Your goal: Repeat the records below exactly.

########

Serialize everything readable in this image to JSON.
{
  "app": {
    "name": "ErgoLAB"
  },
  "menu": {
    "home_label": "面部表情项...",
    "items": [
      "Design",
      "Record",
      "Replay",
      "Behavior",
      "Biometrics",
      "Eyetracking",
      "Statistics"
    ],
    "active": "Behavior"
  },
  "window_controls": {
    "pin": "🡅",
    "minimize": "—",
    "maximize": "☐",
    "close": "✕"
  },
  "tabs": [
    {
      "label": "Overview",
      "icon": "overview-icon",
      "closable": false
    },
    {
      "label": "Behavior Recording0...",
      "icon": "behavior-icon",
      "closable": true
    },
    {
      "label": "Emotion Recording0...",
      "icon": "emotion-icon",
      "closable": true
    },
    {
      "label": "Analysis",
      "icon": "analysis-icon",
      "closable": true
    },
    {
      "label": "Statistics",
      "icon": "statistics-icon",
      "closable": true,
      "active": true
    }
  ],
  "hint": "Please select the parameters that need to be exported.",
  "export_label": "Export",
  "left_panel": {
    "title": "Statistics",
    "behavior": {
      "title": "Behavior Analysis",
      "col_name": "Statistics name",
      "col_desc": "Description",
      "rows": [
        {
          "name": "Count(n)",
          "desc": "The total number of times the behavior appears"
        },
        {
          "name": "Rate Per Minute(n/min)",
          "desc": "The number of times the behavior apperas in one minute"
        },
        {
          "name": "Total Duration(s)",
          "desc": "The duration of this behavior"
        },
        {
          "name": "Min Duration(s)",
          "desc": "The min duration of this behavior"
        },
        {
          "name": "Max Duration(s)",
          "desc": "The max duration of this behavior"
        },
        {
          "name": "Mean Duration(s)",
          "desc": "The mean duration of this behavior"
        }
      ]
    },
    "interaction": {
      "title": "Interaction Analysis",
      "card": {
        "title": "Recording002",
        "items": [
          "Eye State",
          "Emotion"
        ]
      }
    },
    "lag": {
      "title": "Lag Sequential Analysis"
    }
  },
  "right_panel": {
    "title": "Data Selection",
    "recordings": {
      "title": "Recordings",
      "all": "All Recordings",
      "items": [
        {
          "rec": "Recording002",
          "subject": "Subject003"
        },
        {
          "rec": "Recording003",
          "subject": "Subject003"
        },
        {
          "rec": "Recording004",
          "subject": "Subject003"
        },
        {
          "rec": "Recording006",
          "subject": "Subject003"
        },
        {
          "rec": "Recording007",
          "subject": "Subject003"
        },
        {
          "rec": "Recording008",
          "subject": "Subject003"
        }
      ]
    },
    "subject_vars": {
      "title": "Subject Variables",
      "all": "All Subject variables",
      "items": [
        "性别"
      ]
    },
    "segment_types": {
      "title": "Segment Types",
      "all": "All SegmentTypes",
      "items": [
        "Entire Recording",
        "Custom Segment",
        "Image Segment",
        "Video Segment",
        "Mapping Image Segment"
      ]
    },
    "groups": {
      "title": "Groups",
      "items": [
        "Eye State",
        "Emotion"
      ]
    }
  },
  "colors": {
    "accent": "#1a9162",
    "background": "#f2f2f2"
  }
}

########

Full response:
Serialize everything readable in this image to JSON.
{
  "app": {
    "name": "ErgoLAB"
  },
  "menu": {
    "home_label": "面部表情项...",
    "items": [
      "Design",
      "Record",
      "Replay",
      "Behavior",
      "Biometrics",
      "Eyetracking",
      "Statistics"
    ],
    "active": "Behavior"
  },
  "window_controls": {
    "pin": "🡅",
    "minimize": "—",
    "maximize": "☐",
    "close": "✕"
  },
  "tabs": [
    {
      "label": "Overview",
      "icon": "overview-icon",
      "closable": false
    },
    {
      "label": "Behavior Recording0...",
      "icon": "behavior-icon",
      "closable": true
    },
    {
      "label": "Emotion Recording0...",
      "icon": "emotion-icon",
      "closable": true
    },
    {
      "label": "Analysis",
      "icon": "analysis-icon",
      "closable": true
    },
    {
      "label": "Statistics",
      "icon": "statistics-icon",
      "closable": true,
      "active": true
    }
  ],
  "hint": "Please select the parameters that need to be exported.",
  "export_label": "Export",
  "left_panel": {
    "title": "Statistics",
    "behavior": {
      "title": "Behavior Analysis",
      "col_name": "Statistics name",
      "col_desc": "Description",
      "rows": [
        {
          "name": "Count(n)",
          "desc": "The total number of times the behavior appears"
        },
        {
          "name": "Rate Per Minute(n/min)",
          "desc": "The number of times the behavior apperas in one minute"
        },
        {
          "name": "Total Duration(s)",
          "desc": "The duration of this behavior"
        },
        {
          "name": "Min Duration(s)",
          "desc": "The min duration of this behavior"
        },
        {
          "name": "Max Duration(s)",
          "desc": "The max duration of this behavior"
        },
        {
          "name": "Mean Duration(s)",
          "desc": "The mean duration of this behavior"
        }
      ]
    },
    "interaction": {
      "title": "Interaction Analysis",
      "card": {
        "title": "Recording002",
        "items": [
          "Eye State",
          "Emotion"
        ]
      }
    },
    "lag": {
      "title": "Lag Sequential Analysis"
    }
  },
  "right_panel": {
    "title": "Data Selection",
    "recordings": {
      "title": "Recordings",
      "all": "All Recordings",
      "items": [
        {
          "rec": "Recording002",
          "subject": "Subject003"
        },
        {
          "rec": "Recording003",
          "subject": "Subject003"
        },
        {
          "rec": "Recording004",
          "subject": "Subject003"
        },
        {
          "rec": "Recording006",
          "subject": "Subject003"
        },
        {
          "rec": "Recording007",
          "subject": "Subject003"
        },
        {
          "rec": "Recording008",
          "subject": "Subject003"
        }
      ]
    },
    "subject_vars": {
      "title": "Subject Variables",
      "all": "All Subject variables",
      "items": [
        "性别"
      ]
    },
    "segment_types": {
      "title": "Segment Types",
      "all": "All SegmentTypes",
      "items": [
        "Entire Recording",
        "Custom Segment",
        "Image Segment",
        "Video Segment",
        "Mapping Image Segment"
      ]
    },
    "groups": {
      "title": "Groups",
      "items": [
        "Eye State",
        "Emotion"
      ]
    }
  },
  "colors": {
    "accent": "#1a9162",
    "background": "#f2f2f2"
  }
}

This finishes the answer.